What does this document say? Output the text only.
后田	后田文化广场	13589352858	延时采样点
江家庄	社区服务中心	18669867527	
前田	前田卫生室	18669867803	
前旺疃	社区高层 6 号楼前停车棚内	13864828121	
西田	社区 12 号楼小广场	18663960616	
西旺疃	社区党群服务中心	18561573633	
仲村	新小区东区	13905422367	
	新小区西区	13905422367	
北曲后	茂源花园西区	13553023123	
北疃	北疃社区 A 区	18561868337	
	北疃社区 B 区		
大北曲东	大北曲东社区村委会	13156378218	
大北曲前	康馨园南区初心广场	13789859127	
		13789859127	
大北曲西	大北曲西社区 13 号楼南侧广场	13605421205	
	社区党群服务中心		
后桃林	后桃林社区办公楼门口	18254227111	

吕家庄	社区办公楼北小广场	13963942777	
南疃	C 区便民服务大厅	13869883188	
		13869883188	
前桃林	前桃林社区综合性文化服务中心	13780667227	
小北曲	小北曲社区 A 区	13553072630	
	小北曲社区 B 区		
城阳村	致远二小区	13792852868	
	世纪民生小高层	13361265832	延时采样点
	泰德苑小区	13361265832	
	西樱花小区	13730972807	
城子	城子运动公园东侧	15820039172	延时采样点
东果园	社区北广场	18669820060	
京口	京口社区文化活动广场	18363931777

* Aim of the task
Identify the lines of the data that contain the word "社区党群服务中心". Copy each of them.

* Solution to the problem
西旺疃	社区党群服务中心	18561573633	
	社区党群服务中心		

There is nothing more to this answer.